▶ _TASK OBJECTIVE_
Extract all lines from the data beneath that include the word "numOverlaps".

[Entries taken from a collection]
- - - - - - -

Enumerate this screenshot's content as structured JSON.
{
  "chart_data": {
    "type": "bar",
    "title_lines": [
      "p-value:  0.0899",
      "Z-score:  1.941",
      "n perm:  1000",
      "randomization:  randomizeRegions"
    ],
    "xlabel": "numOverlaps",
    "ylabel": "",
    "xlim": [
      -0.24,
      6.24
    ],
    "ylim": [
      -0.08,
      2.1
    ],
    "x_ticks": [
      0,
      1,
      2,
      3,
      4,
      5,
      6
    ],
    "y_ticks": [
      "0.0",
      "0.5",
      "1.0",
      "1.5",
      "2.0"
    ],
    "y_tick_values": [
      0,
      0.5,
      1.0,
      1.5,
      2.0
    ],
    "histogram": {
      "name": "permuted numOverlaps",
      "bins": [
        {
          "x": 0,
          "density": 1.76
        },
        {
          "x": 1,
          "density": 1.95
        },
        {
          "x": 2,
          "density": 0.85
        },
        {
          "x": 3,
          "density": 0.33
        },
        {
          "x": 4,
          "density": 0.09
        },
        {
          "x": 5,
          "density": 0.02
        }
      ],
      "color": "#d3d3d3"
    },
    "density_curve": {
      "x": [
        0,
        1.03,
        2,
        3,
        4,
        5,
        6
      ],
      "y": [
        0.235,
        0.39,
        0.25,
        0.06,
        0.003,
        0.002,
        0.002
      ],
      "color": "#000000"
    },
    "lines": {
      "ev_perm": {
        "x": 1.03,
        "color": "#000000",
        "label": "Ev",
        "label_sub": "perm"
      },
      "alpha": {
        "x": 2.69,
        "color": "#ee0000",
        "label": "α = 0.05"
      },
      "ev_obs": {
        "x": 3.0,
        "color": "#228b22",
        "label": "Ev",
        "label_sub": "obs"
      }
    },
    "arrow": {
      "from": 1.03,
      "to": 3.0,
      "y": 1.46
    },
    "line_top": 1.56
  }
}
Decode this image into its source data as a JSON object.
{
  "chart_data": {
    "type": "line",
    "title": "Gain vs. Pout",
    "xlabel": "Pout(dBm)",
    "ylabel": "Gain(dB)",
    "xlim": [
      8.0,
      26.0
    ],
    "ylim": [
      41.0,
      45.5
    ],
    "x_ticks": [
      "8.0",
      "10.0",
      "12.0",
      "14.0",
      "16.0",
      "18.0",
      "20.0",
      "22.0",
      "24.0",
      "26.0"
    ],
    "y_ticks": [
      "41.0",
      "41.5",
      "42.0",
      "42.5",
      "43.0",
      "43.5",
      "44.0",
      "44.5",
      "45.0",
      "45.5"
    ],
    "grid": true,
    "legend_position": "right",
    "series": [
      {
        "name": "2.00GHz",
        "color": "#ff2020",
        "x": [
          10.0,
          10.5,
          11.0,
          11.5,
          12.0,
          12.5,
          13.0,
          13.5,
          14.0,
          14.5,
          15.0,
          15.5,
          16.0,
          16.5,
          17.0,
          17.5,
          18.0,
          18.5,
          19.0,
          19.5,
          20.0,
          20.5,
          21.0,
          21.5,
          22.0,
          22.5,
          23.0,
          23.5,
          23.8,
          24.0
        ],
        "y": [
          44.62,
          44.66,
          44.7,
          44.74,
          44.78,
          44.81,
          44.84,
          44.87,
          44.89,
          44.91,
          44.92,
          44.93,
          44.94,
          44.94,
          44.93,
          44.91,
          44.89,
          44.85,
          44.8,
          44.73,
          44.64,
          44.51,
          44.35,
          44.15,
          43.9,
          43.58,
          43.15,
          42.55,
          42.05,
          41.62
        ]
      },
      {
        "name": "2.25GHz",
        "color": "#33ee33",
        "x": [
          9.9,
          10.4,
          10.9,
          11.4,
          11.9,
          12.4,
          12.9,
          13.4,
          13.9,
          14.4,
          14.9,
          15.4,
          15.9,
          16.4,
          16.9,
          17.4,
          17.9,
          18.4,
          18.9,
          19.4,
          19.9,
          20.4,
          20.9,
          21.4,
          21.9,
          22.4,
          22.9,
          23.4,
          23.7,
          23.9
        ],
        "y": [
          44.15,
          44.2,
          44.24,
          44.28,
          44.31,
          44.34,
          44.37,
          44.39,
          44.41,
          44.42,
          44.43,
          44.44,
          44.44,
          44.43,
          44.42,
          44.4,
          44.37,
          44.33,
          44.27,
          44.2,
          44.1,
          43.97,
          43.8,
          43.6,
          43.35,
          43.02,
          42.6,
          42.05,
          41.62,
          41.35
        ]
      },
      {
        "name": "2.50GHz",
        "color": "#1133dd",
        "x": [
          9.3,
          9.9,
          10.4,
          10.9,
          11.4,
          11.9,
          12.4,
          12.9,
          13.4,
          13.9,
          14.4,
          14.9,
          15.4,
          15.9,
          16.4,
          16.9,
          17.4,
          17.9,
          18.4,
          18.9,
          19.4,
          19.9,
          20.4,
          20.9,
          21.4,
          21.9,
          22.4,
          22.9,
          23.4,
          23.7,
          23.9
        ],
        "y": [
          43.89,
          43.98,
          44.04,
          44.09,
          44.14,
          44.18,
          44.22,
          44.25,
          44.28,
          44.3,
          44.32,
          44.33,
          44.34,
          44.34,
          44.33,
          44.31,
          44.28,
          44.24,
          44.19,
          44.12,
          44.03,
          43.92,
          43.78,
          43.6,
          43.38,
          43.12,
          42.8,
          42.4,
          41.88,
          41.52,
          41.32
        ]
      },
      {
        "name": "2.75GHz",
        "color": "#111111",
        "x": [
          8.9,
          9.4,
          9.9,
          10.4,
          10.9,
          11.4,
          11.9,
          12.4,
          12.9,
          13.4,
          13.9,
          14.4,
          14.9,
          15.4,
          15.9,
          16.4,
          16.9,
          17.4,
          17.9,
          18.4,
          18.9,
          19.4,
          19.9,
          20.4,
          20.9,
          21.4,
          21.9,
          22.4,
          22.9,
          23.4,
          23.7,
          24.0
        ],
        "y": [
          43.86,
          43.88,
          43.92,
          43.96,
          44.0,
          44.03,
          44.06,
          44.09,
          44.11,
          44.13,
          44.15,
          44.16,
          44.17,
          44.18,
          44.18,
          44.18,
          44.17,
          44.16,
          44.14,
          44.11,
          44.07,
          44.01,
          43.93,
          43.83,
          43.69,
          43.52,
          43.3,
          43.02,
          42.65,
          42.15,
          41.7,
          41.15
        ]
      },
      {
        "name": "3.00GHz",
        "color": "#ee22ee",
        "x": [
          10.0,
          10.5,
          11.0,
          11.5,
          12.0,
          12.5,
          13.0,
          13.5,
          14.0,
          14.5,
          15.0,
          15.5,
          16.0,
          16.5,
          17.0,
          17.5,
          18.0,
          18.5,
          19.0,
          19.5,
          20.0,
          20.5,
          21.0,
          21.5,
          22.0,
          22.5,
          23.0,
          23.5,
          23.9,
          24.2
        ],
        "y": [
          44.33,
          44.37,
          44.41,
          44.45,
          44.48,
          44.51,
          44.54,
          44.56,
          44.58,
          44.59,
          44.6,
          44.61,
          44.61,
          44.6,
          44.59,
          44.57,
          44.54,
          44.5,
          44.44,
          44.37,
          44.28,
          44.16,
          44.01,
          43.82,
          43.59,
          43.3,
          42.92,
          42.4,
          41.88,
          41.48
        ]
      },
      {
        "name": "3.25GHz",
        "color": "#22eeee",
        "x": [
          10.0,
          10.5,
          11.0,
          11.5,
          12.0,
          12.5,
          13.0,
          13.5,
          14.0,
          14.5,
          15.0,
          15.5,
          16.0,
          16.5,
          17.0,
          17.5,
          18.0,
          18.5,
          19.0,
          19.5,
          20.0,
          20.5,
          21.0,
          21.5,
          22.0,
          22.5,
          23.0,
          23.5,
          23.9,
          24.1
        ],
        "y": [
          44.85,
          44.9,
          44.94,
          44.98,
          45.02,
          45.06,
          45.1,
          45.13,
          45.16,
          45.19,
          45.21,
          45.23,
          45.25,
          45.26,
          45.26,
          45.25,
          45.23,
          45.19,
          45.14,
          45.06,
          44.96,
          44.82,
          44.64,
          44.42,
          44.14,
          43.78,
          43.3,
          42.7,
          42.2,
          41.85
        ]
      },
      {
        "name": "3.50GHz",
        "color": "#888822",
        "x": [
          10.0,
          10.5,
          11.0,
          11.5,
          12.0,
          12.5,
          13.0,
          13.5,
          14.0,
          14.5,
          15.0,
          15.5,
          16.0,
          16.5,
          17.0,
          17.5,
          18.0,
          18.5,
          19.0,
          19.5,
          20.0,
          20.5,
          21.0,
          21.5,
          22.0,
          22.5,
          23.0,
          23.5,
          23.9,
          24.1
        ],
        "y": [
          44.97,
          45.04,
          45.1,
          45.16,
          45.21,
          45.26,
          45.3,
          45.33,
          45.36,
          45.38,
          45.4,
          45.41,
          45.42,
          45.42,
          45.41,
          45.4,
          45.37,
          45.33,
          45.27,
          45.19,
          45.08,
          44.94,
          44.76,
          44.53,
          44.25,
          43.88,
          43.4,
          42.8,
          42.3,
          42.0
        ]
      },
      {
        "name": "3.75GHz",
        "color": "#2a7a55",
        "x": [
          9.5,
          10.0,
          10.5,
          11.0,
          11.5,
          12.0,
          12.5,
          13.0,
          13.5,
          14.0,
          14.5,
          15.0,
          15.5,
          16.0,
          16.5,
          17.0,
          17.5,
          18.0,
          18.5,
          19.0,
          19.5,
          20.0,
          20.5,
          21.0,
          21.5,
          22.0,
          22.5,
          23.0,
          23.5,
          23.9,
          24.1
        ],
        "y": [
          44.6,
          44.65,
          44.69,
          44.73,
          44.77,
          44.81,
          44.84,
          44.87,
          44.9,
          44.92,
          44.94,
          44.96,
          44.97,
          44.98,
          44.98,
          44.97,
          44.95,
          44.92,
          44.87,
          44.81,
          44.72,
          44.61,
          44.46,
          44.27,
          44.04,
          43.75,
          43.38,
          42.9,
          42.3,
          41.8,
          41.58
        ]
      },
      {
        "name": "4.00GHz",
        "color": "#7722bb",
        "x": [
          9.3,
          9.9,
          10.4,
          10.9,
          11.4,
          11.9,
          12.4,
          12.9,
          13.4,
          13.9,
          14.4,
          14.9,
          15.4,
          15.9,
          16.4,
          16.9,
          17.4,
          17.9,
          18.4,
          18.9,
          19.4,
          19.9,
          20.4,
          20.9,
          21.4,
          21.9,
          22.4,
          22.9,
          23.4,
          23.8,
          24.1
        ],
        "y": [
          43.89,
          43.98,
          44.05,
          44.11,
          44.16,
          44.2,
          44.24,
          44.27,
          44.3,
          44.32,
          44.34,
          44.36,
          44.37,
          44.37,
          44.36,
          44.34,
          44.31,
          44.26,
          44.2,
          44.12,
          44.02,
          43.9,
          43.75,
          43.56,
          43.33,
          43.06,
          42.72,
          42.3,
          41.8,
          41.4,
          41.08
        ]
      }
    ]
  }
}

- - - - - - -

▶ _THE COMPLETED TASK_
    "xlabel": "numOverlaps",
      "name": "permuted numOverlaps",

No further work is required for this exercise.